Identify the lines holding "text" and copy them.

Items from a dataset:
————————

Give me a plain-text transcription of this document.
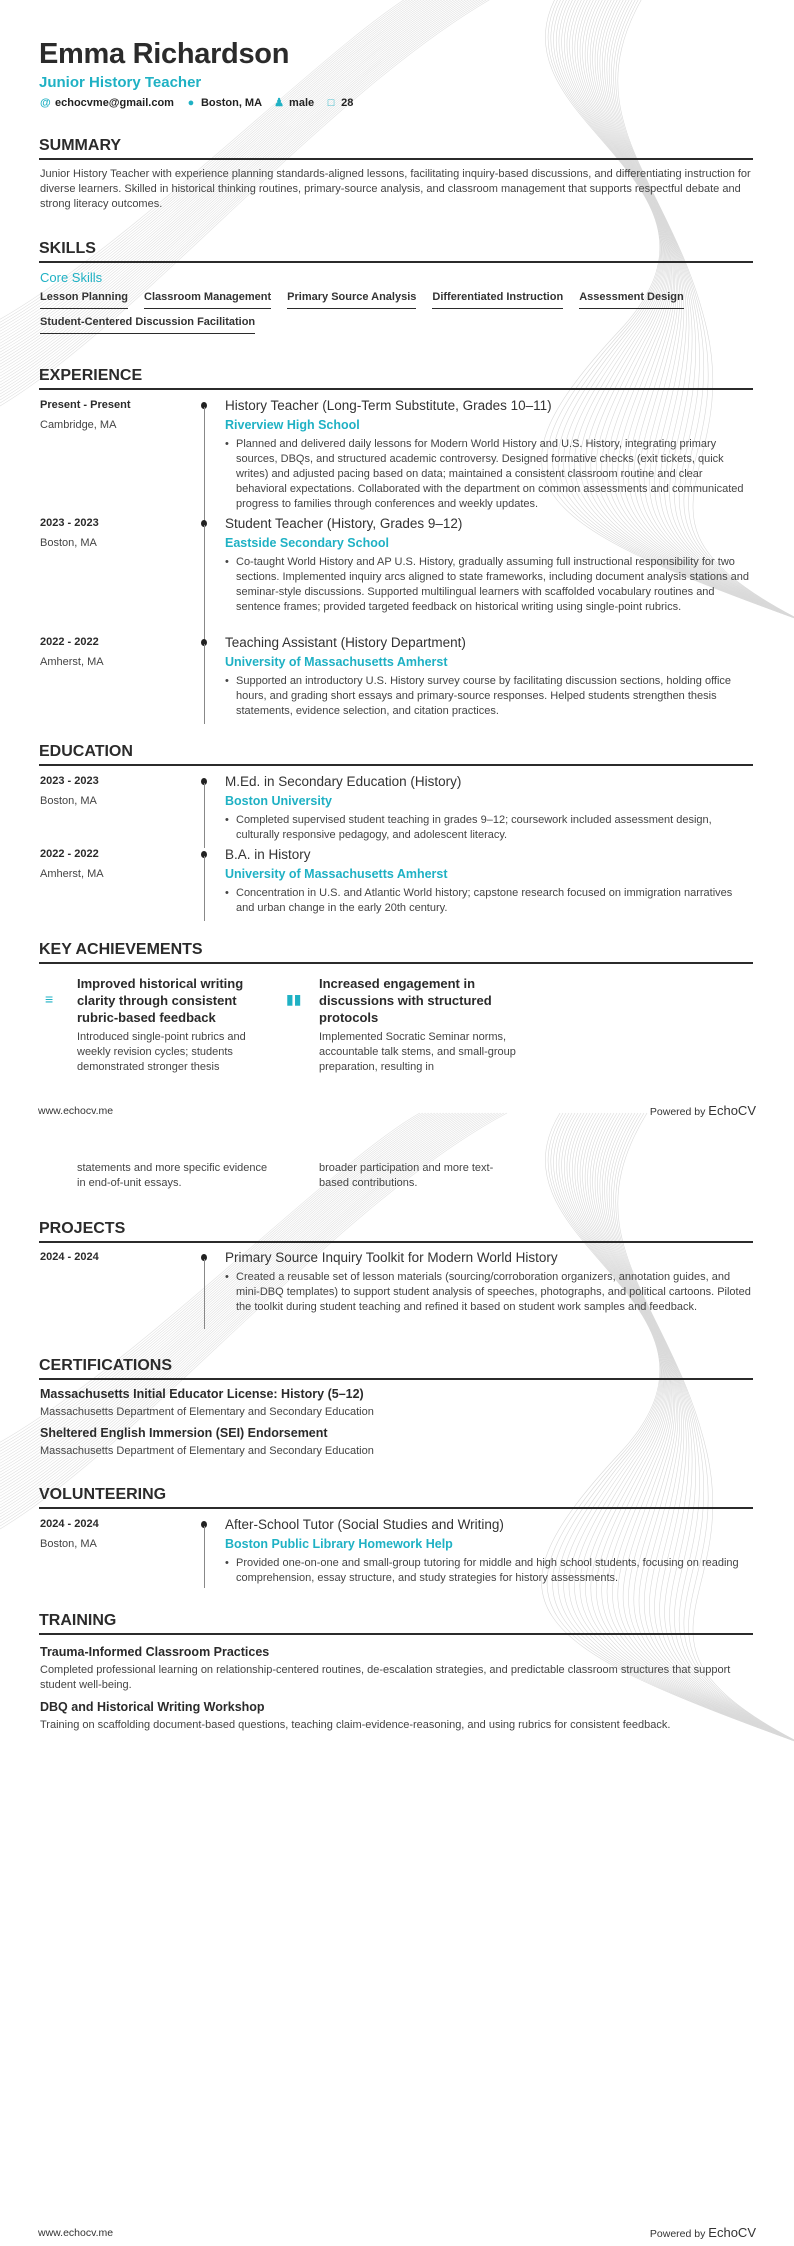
Emma Richardson
Junior History Teacher
@ echocvme@gmail.com ● Boston, MA ♟ male □ 28
SUMMARY
Junior History Teacher with experience planning standards-aligned lessons, facilitating inquiry-based discussions, and differentiating instruction for diverse learners. Skilled in historical thinking routines, primary-source analysis, and classroom management that supports respectful debate and strong literacy outcomes.
SKILLS
Core Skills
Lesson Planning Classroom Management Primary Source Analysis Differentiated Instruction Assessment Design
Student-Centered Discussion Facilitation
EXPERIENCE
Present - Present
Cambridge, MA
History Teacher (Long-Term Substitute, Grades 10–11)
Riverview High School
• Planned and delivered daily lessons for Modern World History and U.S. History, integrating primary sources, DBQs, and structured academic controversy. Designed formative checks (exit tickets, quick writes) and adjusted pacing based on data; maintained a consistent classroom routine and clear behavioral expectations. Collaborated with the department on common assessments and communicated progress to families through conferences and weekly updates.
2023 - 2023
Boston, MA
Student Teacher (History, Grades 9–12)
Eastside Secondary School
• Co-taught World History and AP U.S. History, gradually assuming full instructional responsibility for two sections. Implemented inquiry arcs aligned to state frameworks, including document analysis stations and seminar-style discussions. Supported multilingual learners with scaffolded vocabulary routines and sentence frames; provided targeted feedback on historical writing using single-point rubrics.
2022 - 2022
Amherst, MA
Teaching Assistant (History Department)
University of Massachusetts Amherst
• Supported an introductory U.S. History survey course by facilitating discussion sections, holding office hours, and grading short essays and primary-source responses. Helped students strengthen thesis statements, evidence selection, and citation practices.
EDUCATION
2023 - 2023
Boston, MA
M.Ed. in Secondary Education (History)
Boston University
• Completed supervised student teaching in grades 9–12; coursework included assessment design, culturally responsive pedagogy, and adolescent literacy.
2022 - 2022
Amherst, MA
B.A. in History
University of Massachusetts Amherst
• Concentration in U.S. and Atlantic World history; capstone research focused on immigration narratives and urban change in the early 20th century.
KEY ACHIEVEMENTS
≡
Improved historical writing clarity through consistent rubric-based feedback
Introduced single-point rubrics and weekly revision cycles; students demonstrated stronger thesis
▮▮
Increased engagement in discussions with structured protocols
Implemented Socratic Seminar norms, accountable talk stems, and small-group preparation, resulting in
www.echocv.me	Powered by EchoCV
statements and more specific evidence in end-of-unit essays.
broader participation and more text-based contributions.
PROJECTS
2024 - 2024	Primary Source Inquiry Toolkit for Modern World History
• Created a reusable set of lesson materials (sourcing/corroboration organizers, annotation guides, and mini-DBQ templates) to support student analysis of speeches, photographs, and political cartoons. Piloted the toolkit during student teaching and refined it based on student work samples and feedback.
CERTIFICATIONS
Massachusetts Initial Educator License: History (5–12)
Massachusetts Department of Elementary and Secondary Education
Sheltered English Immersion (SEI) Endorsement
Massachusetts Department of Elementary and Secondary Education
VOLUNTEERING
2024 - 2024
Boston, MA
After-School Tutor (Social Studies and Writing)
Boston Public Library Homework Help
• Provided one-on-one and small-group tutoring for middle and high school students, focusing on reading comprehension, essay structure, and study strategies for history assessments.
TRAINING
Trauma-Informed Classroom Practices
Completed professional learning on relationship-centered routines, de-escalation strategies, and predictable classroom structures that support student well-being.
DBQ and Historical Writing Workshop
Training on scaffolding document-based questions, teaching claim-evidence-reasoning, and using rubrics for consistent feedback.
www.echocv.me	Powered by EchoCV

————————

ANSWER TO THE TASK:
Give me a plain-text transcription of this document.
broader participation and more text-based contributions.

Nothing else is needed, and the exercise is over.